» **MATERIAL FOR THIS TASK**:
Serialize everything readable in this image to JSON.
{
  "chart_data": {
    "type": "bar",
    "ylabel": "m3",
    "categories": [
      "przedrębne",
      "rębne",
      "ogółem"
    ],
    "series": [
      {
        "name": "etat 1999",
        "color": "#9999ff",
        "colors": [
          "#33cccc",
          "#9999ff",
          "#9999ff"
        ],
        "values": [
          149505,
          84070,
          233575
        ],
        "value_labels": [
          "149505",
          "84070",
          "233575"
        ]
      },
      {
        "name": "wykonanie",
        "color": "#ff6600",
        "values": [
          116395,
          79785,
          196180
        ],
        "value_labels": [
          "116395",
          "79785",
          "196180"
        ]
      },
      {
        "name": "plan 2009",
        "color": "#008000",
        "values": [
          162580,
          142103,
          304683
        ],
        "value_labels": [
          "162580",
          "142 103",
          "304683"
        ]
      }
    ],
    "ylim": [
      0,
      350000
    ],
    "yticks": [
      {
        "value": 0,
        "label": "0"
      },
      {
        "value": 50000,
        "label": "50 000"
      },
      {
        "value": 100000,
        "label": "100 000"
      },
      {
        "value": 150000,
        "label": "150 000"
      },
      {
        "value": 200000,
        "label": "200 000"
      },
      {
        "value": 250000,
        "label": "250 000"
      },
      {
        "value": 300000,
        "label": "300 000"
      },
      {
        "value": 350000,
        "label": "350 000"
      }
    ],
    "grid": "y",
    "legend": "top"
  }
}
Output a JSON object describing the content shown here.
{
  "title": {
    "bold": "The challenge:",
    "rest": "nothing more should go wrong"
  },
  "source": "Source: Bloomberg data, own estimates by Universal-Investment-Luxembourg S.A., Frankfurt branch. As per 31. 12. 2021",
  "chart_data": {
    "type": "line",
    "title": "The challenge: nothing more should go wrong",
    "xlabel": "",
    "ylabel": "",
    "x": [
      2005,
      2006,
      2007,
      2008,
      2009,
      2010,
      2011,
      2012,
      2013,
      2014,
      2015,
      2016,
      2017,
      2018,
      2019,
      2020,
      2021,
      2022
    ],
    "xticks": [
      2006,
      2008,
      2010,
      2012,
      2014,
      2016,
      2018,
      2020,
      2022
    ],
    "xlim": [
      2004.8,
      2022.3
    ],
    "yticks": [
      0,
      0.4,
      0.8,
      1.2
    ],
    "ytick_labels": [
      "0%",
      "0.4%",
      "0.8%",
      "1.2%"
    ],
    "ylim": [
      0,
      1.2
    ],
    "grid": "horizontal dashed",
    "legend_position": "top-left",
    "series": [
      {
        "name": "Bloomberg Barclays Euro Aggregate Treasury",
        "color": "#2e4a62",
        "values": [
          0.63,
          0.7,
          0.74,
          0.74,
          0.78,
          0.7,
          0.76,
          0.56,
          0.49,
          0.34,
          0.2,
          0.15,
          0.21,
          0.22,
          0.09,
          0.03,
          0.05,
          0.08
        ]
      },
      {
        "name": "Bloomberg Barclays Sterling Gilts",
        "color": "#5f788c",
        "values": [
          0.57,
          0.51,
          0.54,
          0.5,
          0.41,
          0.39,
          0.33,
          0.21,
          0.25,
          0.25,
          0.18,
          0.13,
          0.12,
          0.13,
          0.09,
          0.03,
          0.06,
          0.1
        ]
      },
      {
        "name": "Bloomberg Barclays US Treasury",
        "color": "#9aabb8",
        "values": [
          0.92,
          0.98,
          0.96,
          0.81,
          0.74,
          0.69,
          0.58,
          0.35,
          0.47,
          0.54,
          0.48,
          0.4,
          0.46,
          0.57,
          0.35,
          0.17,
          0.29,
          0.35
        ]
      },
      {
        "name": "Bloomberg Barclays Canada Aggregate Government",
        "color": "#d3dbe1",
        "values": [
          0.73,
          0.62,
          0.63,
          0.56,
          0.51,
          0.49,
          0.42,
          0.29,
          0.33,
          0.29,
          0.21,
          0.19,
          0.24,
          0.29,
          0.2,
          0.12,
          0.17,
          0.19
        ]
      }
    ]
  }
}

» **GIVEN TASK**:
All of the data shown above must be copied exactly.

» **RESULT FOR THIS EXERCISE**:
Serialize everything readable in this image to JSON.
{
  "chart_data": {
    "type": "bar",
    "ylabel": "m3",
    "categories": [
      "przedrębne",
      "rębne",
      "ogółem"
    ],
    "series": [
      {
        "name": "etat 1999",
        "color": "#9999ff",
        "colors": [
          "#33cccc",
          "#9999ff",
          "#9999ff"
        ],
        "values": [
          149505,
          84070,
          233575
        ],
        "value_labels": [
          "149505",
          "84070",
          "233575"
        ]
      },
      {
        "name": "wykonanie",
        "color": "#ff6600",
        "values": [
          116395,
          79785,
          196180
        ],
        "value_labels": [
          "116395",
          "79785",
          "196180"
        ]
      },
      {
        "name": "plan 2009",
        "color": "#008000",
        "values": [
          162580,
          142103,
          304683
        ],
        "value_labels": [
          "162580",
          "142 103",
          "304683"
        ]
      }
    ],
    "ylim": [
      0,
      350000
    ],
    "yticks": [
      {
        "value": 0,
        "label": "0"
      },
      {
        "value": 50000,
        "label": "50 000"
      },
      {
        "value": 100000,
        "label": "100 000"
      },
      {
        "value": 150000,
        "label": "150 000"
      },
      {
        "value": 200000,
        "label": "200 000"
      },
      {
        "value": 250000,
        "label": "250 000"
      },
      {
        "value": 300000,
        "label": "300 000"
      },
      {
        "value": 350000,
        "label": "350 000"
      }
    ],
    "grid": "y",
    "legend": "top"
  }
}
Output a JSON object describing the content shown here.
{
  "title": {
    "bold": "The challenge:",
    "rest": "nothing more should go wrong"
  },
  "source": "Source: Bloomberg data, own estimates by Universal-Investment-Luxembourg S.A., Frankfurt branch. As per 31. 12. 2021",
  "chart_data": {
    "type": "line",
    "title": "The challenge: nothing more should go wrong",
    "xlabel": "",
    "ylabel": "",
    "x": [
      2005,
      2006,
      2007,
      2008,
      2009,
      2010,
      2011,
      2012,
      2013,
      2014,
      2015,
      2016,
      2017,
      2018,
      2019,
      2020,
      2021,
      2022
    ],
    "xticks": [
      2006,
      2008,
      2010,
      2012,
      2014,
      2016,
      2018,
      2020,
      2022
    ],
    "xlim": [
      2004.8,
      2022.3
    ],
    "yticks": [
      0,
      0.4,
      0.8,
      1.2
    ],
    "ytick_labels": [
      "0%",
      "0.4%",
      "0.8%",
      "1.2%"
    ],
    "ylim": [
      0,
      1.2
    ],
    "grid": "horizontal dashed",
    "legend_position": "top-left",
    "series": [
      {
        "name": "Bloomberg Barclays Euro Aggregate Treasury",
        "color": "#2e4a62",
        "values": [
          0.63,
          0.7,
          0.74,
          0.74,
          0.78,
          0.7,
          0.76,
          0.56,
          0.49,
          0.34,
          0.2,
          0.15,
          0.21,
          0.22,
          0.09,
          0.03,
          0.05,
          0.08
        ]
      },
      {
        "name": "Bloomberg Barclays Sterling Gilts",
        "color": "#5f788c",
        "values": [
          0.57,
          0.51,
          0.54,
          0.5,
          0.41,
          0.39,
          0.33,
          0.21,
          0.25,
          0.25,
          0.18,
          0.13,
          0.12,
          0.13,
          0.09,
          0.03,
          0.06,
          0.1
        ]
      },
      {
        "name": "Bloomberg Barclays US Treasury",
        "color": "#9aabb8",
        "values": [
          0.92,
          0.98,
          0.96,
          0.81,
          0.74,
          0.69,
          0.58,
          0.35,
          0.47,
          0.54,
          0.48,
          0.4,
          0.46,
          0.57,
          0.35,
          0.17,
          0.29,
          0.35
        ]
      },
      {
        "name": "Bloomberg Barclays Canada Aggregate Government",
        "color": "#d3dbe1",
        "values": [
          0.73,
          0.62,
          0.63,
          0.56,
          0.51,
          0.49,
          0.42,
          0.29,
          0.33,
          0.29,
          0.21,
          0.19,
          0.24,
          0.29,
          0.2,
          0.12,
          0.17,
          0.19
        ]
      }
    ]
  }
}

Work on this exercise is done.